## Exercise tasks
(a) Return the full article on the Snapchat privacy settlement word for word.
(b) In the records, rewrite the part that opens with the line containing "Text: S: S (189, 111, 198, 124)" and closes with the line containing "annotate this image: name" as a numbered list, leaving out any blank lines. Include only those lines.

## Text block
* start *

Snapchat parent reaches $35 million biometric privacy class-action settlement in Illinois

Illinois residents who use Snapchat may be eligible for payouts of between $58 and $117 in a class-action privacy settlement reached this month by the app’s parent company, Snap Inc.

The lawsuit alleges lenses and filters on Snapchat collect and store users’ biometric information without their informed consent in violation of Illinois’s biometric privacy law, which is among the strictest in the U.S.

Illinois residents who have used lenses or filters on Snapchat since Nov. 17, 2015 may be eligible for a cut of the $35 million settlement. Attorneys estimate 3.8 million people may be eligible; residents must submit a claim form by Nov. 5 to receive their payout if the settlement is approved, according to court documents.

The settlement was filed in the 18th Judicial Circuit Court in DuPage County and received preliminary approval from a judge Aug. 8. The lawsuit was originally filed in downstate Williamson County in November 2020 before proceeding to settlement talks this year. A final approval hearing in the case is scheduled for mid-November.

Snap did not admit wrongdoing in the settlement. In a statement, the company said it “continues to vehemently deny” its technology violates Illinois law and that it rolled out an in-app consent notice in the state earlier this year “out of an abundance of caution.”

“Lenses do not collect biometric data that can be used to identify a specific person, or engage in facial identification,” Snap said. “For example, Lenses can be used to identify an eye or a nose as being part of a face, but cannot identify an eye or a nose as belonging to any specific person.”

Snap said the data used to power lenses is never sent to the company’s servers and does not leave users’ mobile devices.

An attorney for the plaintiffs could not be reached.

* end *

## Rows

* start *

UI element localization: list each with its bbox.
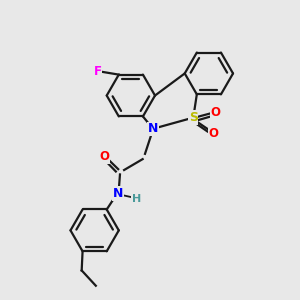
Text: S: S (189, 111, 198, 124)
Text: N: N (148, 122, 158, 135)
Text: O: O (99, 150, 110, 163)
Text: F: F (94, 65, 102, 78)
Text: O: O (210, 106, 220, 119)
Text: N: N (113, 187, 123, 200)
Text: H: H (132, 194, 141, 204)
Text: O: O (208, 127, 218, 140)
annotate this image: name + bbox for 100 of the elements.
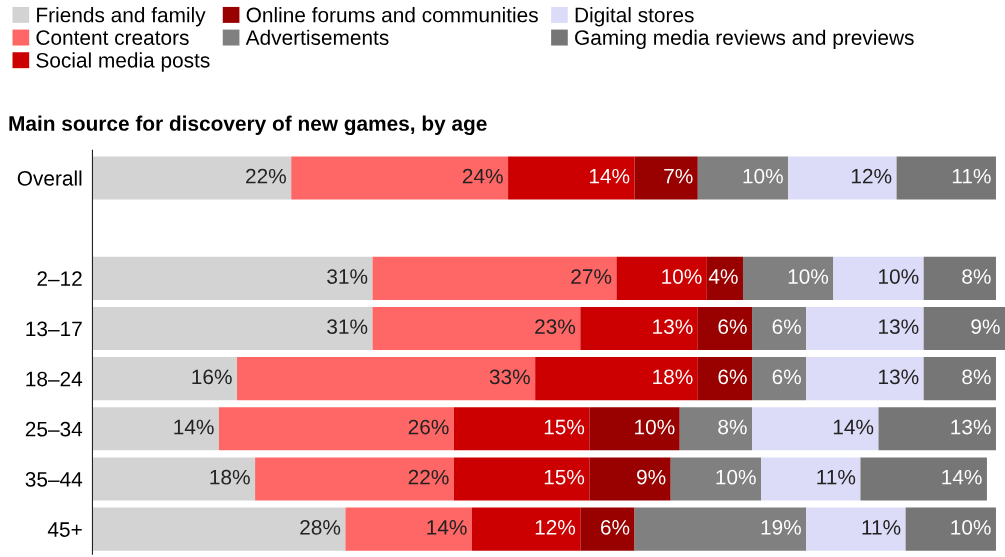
bar: [634, 507, 807, 551]
bar: [697, 306, 753, 351]
data-label: 18%: [210, 469, 250, 485]
data-label: 28%: [300, 519, 341, 535]
legend-label: Online forums and communities: [246, 7, 538, 23]
data-label: 6%: [772, 369, 801, 385]
bar: [372, 306, 581, 351]
data-label: 14%: [427, 520, 467, 535]
data-label: 31%: [327, 269, 368, 284]
data-label: 26%: [408, 419, 449, 435]
bar: [471, 507, 581, 551]
bar: [788, 156, 897, 200]
data-label: 15%: [544, 419, 585, 435]
bar: [761, 457, 861, 501]
chart-title: Main source for discovery of new games, by age: [9, 115, 487, 136]
bar: [580, 507, 635, 551]
bar: [806, 306, 924, 351]
bar: [923, 357, 996, 401]
data-label: 11%: [952, 168, 991, 184]
data-label: 14%: [942, 469, 982, 485]
bar: [92, 507, 346, 551]
bar: [752, 357, 807, 401]
bar: [453, 407, 590, 451]
legend-label: Digital stores: [575, 7, 694, 27]
bar: [697, 156, 789, 200]
bar: [860, 457, 987, 501]
legend-label: Content creators: [36, 30, 189, 45]
data-label: 10%: [879, 269, 919, 284]
bar: [670, 457, 762, 501]
bar: [255, 457, 454, 501]
data-label: 19%: [761, 519, 801, 535]
data-label: 18%: [653, 369, 693, 385]
data-label: 16%: [192, 369, 232, 385]
data-label: 15%: [544, 469, 585, 485]
bar: [806, 357, 924, 401]
data-label: 4%: [708, 269, 738, 284]
bar: [752, 407, 879, 451]
bar: [237, 357, 536, 401]
bar: [923, 256, 996, 300]
bar: [345, 507, 472, 551]
bar: [589, 457, 671, 501]
data-label: 22%: [246, 168, 286, 184]
bar: [92, 457, 256, 501]
bar: [634, 156, 698, 200]
bar: [92, 306, 373, 351]
data-label: 6%: [718, 369, 747, 385]
data-label: 24%: [462, 168, 503, 184]
data-label: 6%: [718, 319, 747, 335]
data-label: 13%: [879, 369, 919, 385]
data-label: 6%: [600, 519, 630, 535]
data-label: 13%: [879, 319, 919, 335]
data-label: 33%: [489, 369, 530, 385]
bar: [679, 407, 753, 451]
bar: [905, 507, 996, 551]
bar: [589, 407, 680, 451]
y-tick-label: 25–34: [25, 421, 83, 437]
legend-label: Social media posts: [36, 52, 210, 72]
data-label: 9%: [971, 319, 1000, 335]
bar: [580, 306, 698, 351]
bar: [742, 256, 834, 300]
data-label: 13%: [653, 319, 693, 335]
bar: [752, 306, 807, 351]
bar: [878, 407, 996, 451]
data-label: 10%: [951, 519, 991, 535]
data-label: 7%: [664, 168, 693, 184]
bar: [508, 156, 635, 200]
data-label: 27%: [571, 269, 612, 284]
data-label: 14%: [589, 168, 630, 184]
bar: [706, 256, 743, 300]
data-label: 8%: [962, 269, 991, 284]
data-label: 8%: [962, 369, 991, 385]
bar: [218, 407, 454, 451]
legend-label: Gaming media reviews and previews: [575, 29, 914, 50]
bar: [453, 457, 590, 501]
y-tick-label: 45+: [47, 522, 82, 537]
data-label: 10%: [743, 168, 783, 184]
data-label: 9%: [637, 469, 666, 485]
bar: [923, 306, 1005, 351]
bar: [697, 357, 753, 401]
data-label: 12%: [535, 519, 576, 535]
data-label: 10%: [635, 419, 675, 435]
y-tick-label: 13–17: [26, 321, 82, 337]
data-label: 22%: [408, 469, 449, 485]
data-label: 6%: [772, 319, 801, 335]
data-label: 31%: [327, 319, 368, 335]
data-label: 23%: [535, 319, 576, 335]
bar: [616, 256, 707, 300]
y-tick-label: 18–24: [26, 371, 83, 387]
data-label: 10%: [662, 269, 702, 284]
legend-label: Advertisements: [245, 29, 389, 45]
bar: [372, 256, 617, 300]
bar: [92, 357, 238, 401]
data-label: 13%: [951, 419, 991, 435]
bar: [92, 256, 373, 300]
y-tick-label: 35–44: [25, 471, 83, 487]
y-tick-label: Overall: [17, 170, 82, 186]
bar: [806, 507, 906, 551]
data-label: 11%: [862, 520, 901, 535]
data-label: 10%: [788, 269, 829, 284]
data-label: 14%: [174, 419, 214, 435]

* end *

## Task-by-task outputs
(a)
Snapchat parent reaches $35 million biometric privacy class-action settlement in Illinois

Illinois residents who use Snapchat may be eligible for payouts of between $58 and $117 in a class-action privacy settlement reached this month by the app’s parent company, Snap Inc.

The lawsuit alleges lenses and filters on Snapchat collect and store users’ biometric information without their informed consent in violation of Illinois’s biometric privacy law, which is among the strictest in the U.S.

Illinois residents who have used lenses or filters on Snapchat since Nov. 17, 2015 may be eligible for a cut of the $35 million settlement. Attorneys estimate 3.8 million people may be eligible; residents must submit a claim form by Nov. 5 to receive their payout if the settlement is approved, according to court documents.

The settlement was filed in the 18th Judicial Circuit Court in DuPage County and received preliminary approval from a judge Aug. 8. The lawsuit was originally filed in downstate Williamson County in November 2020 before proceeding to settlement talks this year. A final approval hearing in the case is scheduled for mid-November.

Snap did not admit wrongdoing in the settlement. In a statement, the company said it “continues to vehemently deny” its technology violates Illinois law and that it rolled out an in-app consent notice in the state earlier this year “out of an abundance of caution.”

“Lenses do not collect biometric data that can be used to identify a specific person, or engage in facial identification,” Snap said. “For example, Lenses can be used to identify an eye or a nose as being part of a face, but cannot identify an eye or a nose as belonging to any specific person.”

Snap said the data used to power lenses is never sent to the company’s servers and does not leave users’ mobile devices.

An attorney for the plaintiffs could not be reached.

(b)
1. Text: S: S (189, 111, 198, 124)
2. Text: N: N (148, 122, 158, 135)
3. Text: O: O (99, 150, 110, 163)
4. Text: F: F (94, 65, 102, 78)
5. Text: O: O (210, 106, 220, 119)
6. Text: N: N (113, 187, 123, 200)
7. Text: H: H (132, 194, 141, 204)
8. Text: O: O (208, 127, 218, 140)
9. annotate this image: name + bbox for 100 of the elements.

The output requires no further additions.